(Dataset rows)
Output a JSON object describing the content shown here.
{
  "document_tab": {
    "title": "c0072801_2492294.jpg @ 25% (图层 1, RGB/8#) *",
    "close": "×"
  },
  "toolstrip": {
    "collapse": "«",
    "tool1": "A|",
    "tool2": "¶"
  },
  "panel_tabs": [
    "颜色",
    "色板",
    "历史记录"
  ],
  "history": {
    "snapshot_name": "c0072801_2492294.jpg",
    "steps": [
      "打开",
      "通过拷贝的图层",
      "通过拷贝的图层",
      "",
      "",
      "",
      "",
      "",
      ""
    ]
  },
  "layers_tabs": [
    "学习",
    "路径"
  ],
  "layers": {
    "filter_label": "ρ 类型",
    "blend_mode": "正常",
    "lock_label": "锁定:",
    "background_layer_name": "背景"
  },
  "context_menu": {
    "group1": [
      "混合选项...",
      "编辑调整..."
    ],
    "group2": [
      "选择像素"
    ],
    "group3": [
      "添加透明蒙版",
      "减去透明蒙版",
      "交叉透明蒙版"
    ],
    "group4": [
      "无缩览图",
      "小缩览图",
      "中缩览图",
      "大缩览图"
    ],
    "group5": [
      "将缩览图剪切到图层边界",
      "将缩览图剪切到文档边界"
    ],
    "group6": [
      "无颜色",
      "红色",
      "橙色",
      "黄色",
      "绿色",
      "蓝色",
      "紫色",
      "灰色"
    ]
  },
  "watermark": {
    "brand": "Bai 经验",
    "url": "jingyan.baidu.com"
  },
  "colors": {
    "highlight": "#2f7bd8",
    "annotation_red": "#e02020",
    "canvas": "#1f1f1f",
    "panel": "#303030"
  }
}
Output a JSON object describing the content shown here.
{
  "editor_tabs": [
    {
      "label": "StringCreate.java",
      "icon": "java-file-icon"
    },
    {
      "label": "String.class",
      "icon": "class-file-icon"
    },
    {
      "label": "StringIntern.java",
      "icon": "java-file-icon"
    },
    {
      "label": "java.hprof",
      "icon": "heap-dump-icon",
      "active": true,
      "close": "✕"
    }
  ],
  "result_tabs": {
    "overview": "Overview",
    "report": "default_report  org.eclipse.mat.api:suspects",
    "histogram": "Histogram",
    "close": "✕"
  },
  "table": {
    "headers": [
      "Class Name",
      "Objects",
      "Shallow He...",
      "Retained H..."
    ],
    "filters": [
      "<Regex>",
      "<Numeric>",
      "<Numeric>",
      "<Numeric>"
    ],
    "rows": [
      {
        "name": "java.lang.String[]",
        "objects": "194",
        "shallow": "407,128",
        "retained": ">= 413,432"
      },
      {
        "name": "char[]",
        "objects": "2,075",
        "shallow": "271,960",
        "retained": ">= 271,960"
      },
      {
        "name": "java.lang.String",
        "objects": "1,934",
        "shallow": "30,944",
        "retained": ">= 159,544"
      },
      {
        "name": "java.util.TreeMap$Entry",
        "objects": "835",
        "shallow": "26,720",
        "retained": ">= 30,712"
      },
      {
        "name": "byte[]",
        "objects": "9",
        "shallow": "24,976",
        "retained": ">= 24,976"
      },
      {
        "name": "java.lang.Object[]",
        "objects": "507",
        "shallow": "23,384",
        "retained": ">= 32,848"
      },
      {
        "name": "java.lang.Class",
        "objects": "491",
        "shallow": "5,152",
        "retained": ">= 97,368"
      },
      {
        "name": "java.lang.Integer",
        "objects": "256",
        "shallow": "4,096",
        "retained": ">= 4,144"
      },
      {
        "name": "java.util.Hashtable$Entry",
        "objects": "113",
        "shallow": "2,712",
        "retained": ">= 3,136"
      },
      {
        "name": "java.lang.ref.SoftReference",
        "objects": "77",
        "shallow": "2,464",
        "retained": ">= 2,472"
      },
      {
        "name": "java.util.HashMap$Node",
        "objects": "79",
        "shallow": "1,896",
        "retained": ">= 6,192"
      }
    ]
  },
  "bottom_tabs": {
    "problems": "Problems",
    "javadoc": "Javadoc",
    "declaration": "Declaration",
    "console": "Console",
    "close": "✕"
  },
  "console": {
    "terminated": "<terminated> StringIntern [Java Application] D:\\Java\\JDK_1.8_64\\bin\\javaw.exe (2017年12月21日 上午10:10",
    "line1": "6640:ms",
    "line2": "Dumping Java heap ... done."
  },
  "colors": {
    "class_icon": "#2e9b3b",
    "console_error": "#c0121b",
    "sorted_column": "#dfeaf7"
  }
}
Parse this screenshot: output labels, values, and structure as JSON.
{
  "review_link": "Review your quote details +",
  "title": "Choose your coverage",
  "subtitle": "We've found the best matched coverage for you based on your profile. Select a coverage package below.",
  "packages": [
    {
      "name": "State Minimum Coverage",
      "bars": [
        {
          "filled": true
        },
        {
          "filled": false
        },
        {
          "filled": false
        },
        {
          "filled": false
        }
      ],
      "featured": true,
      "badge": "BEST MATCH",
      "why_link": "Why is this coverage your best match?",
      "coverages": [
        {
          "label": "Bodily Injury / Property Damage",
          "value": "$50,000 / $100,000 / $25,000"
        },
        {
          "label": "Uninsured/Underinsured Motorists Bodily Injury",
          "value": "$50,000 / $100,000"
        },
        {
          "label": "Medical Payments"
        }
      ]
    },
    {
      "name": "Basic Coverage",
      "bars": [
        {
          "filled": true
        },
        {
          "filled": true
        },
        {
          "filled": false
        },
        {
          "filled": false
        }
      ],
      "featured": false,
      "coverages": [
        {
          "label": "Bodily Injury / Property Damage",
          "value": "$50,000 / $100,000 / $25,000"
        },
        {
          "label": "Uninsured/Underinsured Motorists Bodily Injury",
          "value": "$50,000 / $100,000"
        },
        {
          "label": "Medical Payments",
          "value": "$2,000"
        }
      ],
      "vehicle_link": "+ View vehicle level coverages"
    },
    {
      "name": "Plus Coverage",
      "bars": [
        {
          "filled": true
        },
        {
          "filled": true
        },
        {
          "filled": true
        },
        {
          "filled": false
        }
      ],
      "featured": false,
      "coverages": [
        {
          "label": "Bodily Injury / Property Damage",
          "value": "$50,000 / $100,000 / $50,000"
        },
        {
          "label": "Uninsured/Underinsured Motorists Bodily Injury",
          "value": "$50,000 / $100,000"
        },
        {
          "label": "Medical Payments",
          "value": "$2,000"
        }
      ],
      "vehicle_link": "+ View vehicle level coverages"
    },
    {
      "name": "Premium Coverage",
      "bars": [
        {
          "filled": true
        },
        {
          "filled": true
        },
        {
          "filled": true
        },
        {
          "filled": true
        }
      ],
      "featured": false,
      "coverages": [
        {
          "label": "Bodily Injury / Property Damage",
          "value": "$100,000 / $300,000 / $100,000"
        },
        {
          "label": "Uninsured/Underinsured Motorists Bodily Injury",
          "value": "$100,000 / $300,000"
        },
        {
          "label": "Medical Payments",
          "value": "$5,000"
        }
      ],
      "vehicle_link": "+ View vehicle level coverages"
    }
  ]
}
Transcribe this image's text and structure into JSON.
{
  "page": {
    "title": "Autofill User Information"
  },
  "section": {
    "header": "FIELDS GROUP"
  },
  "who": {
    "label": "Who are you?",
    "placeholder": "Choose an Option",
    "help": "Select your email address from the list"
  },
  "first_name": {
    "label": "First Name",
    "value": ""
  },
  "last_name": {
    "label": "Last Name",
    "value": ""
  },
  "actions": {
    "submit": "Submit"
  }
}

**Task requirements**
Each line of the material should be echoed exactly.

**Problem solution**
Output a JSON object describing the content shown here.
{
  "document_tab": {
    "title": "c0072801_2492294.jpg @ 25% (图层 1, RGB/8#) *",
    "close": "×"
  },
  "toolstrip": {
    "collapse": "«",
    "tool1": "A|",
    "tool2": "¶"
  },
  "panel_tabs": [
    "颜色",
    "色板",
    "历史记录"
  ],
  "history": {
    "snapshot_name": "c0072801_2492294.jpg",
    "steps": [
      "打开",
      "通过拷贝的图层",
      "通过拷贝的图层",
      "",
      "",
      "",
      "",
      "",
      ""
    ]
  },
  "layers_tabs": [
    "学习",
    "路径"
  ],
  "layers": {
    "filter_label": "ρ 类型",
    "blend_mode": "正常",
    "lock_label": "锁定:",
    "background_layer_name": "背景"
  },
  "context_menu": {
    "group1": [
      "混合选项...",
      "编辑调整..."
    ],
    "group2": [
      "选择像素"
    ],
    "group3": [
      "添加透明蒙版",
      "减去透明蒙版",
      "交叉透明蒙版"
    ],
    "group4": [
      "无缩览图",
      "小缩览图",
      "中缩览图",
      "大缩览图"
    ],
    "group5": [
      "将缩览图剪切到图层边界",
      "将缩览图剪切到文档边界"
    ],
    "group6": [
      "无颜色",
      "红色",
      "橙色",
      "黄色",
      "绿色",
      "蓝色",
      "紫色",
      "灰色"
    ]
  },
  "watermark": {
    "brand": "Bai 经验",
    "url": "jingyan.baidu.com"
  },
  "colors": {
    "highlight": "#2f7bd8",
    "annotation_red": "#e02020",
    "canvas": "#1f1f1f",
    "panel": "#303030"
  }
}
Output a JSON object describing the content shown here.
{
  "editor_tabs": [
    {
      "label": "StringCreate.java",
      "icon": "java-file-icon"
    },
    {
      "label": "String.class",
      "icon": "class-file-icon"
    },
    {
      "label": "StringIntern.java",
      "icon": "java-file-icon"
    },
    {
      "label": "java.hprof",
      "icon": "heap-dump-icon",
      "active": true,
      "close": "✕"
    }
  ],
  "result_tabs": {
    "overview": "Overview",
    "report": "default_report  org.eclipse.mat.api:suspects",
    "histogram": "Histogram",
    "close": "✕"
  },
  "table": {
    "headers": [
      "Class Name",
      "Objects",
      "Shallow He...",
      "Retained H..."
    ],
    "filters": [
      "<Regex>",
      "<Numeric>",
      "<Numeric>",
      "<Numeric>"
    ],
    "rows": [
      {
        "name": "java.lang.String[]",
        "objects": "194",
        "shallow": "407,128",
        "retained": ">= 413,432"
      },
      {
        "name": "char[]",
        "objects": "2,075",
        "shallow": "271,960",
        "retained": ">= 271,960"
      },
      {
        "name": "java.lang.String",
        "objects": "1,934",
        "shallow": "30,944",
        "retained": ">= 159,544"
      },
      {
        "name": "java.util.TreeMap$Entry",
        "objects": "835",
        "shallow": "26,720",
        "retained": ">= 30,712"
      },
      {
        "name": "byte[]",
        "objects": "9",
        "shallow": "24,976",
        "retained": ">= 24,976"
      },
      {
        "name": "java.lang.Object[]",
        "objects": "507",
        "shallow": "23,384",
        "retained": ">= 32,848"
      },
      {
        "name": "java.lang.Class",
        "objects": "491",
        "shallow": "5,152",
        "retained": ">= 97,368"
      },
      {
        "name": "java.lang.Integer",
        "objects": "256",
        "shallow": "4,096",
        "retained": ">= 4,144"
      },
      {
        "name": "java.util.Hashtable$Entry",
        "objects": "113",
        "shallow": "2,712",
        "retained": ">= 3,136"
      },
      {
        "name": "java.lang.ref.SoftReference",
        "objects": "77",
        "shallow": "2,464",
        "retained": ">= 2,472"
      },
      {
        "name": "java.util.HashMap$Node",
        "objects": "79",
        "shallow": "1,896",
        "retained": ">= 6,192"
      }
    ]
  },
  "bottom_tabs": {
    "problems": "Problems",
    "javadoc": "Javadoc",
    "declaration": "Declaration",
    "console": "Console",
    "close": "✕"
  },
  "console": {
    "terminated": "<terminated> StringIntern [Java Application] D:\\Java\\JDK_1.8_64\\bin\\javaw.exe (2017年12月21日 上午10:10",
    "line1": "6640:ms",
    "line2": "Dumping Java heap ... done."
  },
  "colors": {
    "class_icon": "#2e9b3b",
    "console_error": "#c0121b",
    "sorted_column": "#dfeaf7"
  }
}
Parse this screenshot: output labels, values, and structure as JSON.
{
  "review_link": "Review your quote details +",
  "title": "Choose your coverage",
  "subtitle": "We've found the best matched coverage for you based on your profile. Select a coverage package below.",
  "packages": [
    {
      "name": "State Minimum Coverage",
      "bars": [
        {
          "filled": true
        },
        {
          "filled": false
        },
        {
          "filled": false
        },
        {
          "filled": false
        }
      ],
      "featured": true,
      "badge": "BEST MATCH",
      "why_link": "Why is this coverage your best match?",
      "coverages": [
        {
          "label": "Bodily Injury / Property Damage",
          "value": "$50,000 / $100,000 / $25,000"
        },
        {
          "label": "Uninsured/Underinsured Motorists Bodily Injury",
          "value": "$50,000 / $100,000"
        },
        {
          "label": "Medical Payments"
        }
      ]
    },
    {
      "name": "Basic Coverage",
      "bars": [
        {
          "filled": true
        },
        {
          "filled": true
        },
        {
          "filled": false
        },
        {
          "filled": false
        }
      ],
      "featured": false,
      "coverages": [
        {
          "label": "Bodily Injury / Property Damage",
          "value": "$50,000 / $100,000 / $25,000"
        },
        {
          "label": "Uninsured/Underinsured Motorists Bodily Injury",
          "value": "$50,000 / $100,000"
        },
        {
          "label": "Medical Payments",
          "value": "$2,000"
        }
      ],
      "vehicle_link": "+ View vehicle level coverages"
    },
    {
      "name": "Plus Coverage",
      "bars": [
        {
          "filled": true
        },
        {
          "filled": true
        },
        {
          "filled": true
        },
        {
          "filled": false
        }
      ],
      "featured": false,
      "coverages": [
        {
          "label": "Bodily Injury / Property Damage",
          "value": "$50,000 / $100,000 / $50,000"
        },
        {
          "label": "Uninsured/Underinsured Motorists Bodily Injury",
          "value": "$50,000 / $100,000"
        },
        {
          "label": "Medical Payments",
          "value": "$2,000"
        }
      ],
      "vehicle_link": "+ View vehicle level coverages"
    },
    {
      "name": "Premium Coverage",
      "bars": [
        {
          "filled": true
        },
        {
          "filled": true
        },
        {
          "filled": true
        },
        {
          "filled": true
        }
      ],
      "featured": false,
      "coverages": [
        {
          "label": "Bodily Injury / Property Damage",
          "value": "$100,000 / $300,000 / $100,000"
        },
        {
          "label": "Uninsured/Underinsured Motorists Bodily Injury",
          "value": "$100,000 / $300,000"
        },
        {
          "label": "Medical Payments",
          "value": "$5,000"
        }
      ],
      "vehicle_link": "+ View vehicle level coverages"
    }
  ]
}
Transcribe this image's text and structure into JSON.
{
  "page": {
    "title": "Autofill User Information"
  },
  "section": {
    "header": "FIELDS GROUP"
  },
  "who": {
    "label": "Who are you?",
    "placeholder": "Choose an Option",
    "help": "Select your email address from the list"
  },
  "first_name": {
    "label": "First Name",
    "value": ""
  },
  "last_name": {
    "label": "Last Name",
    "value": ""
  },
  "actions": {
    "submit": "Submit"
  }
}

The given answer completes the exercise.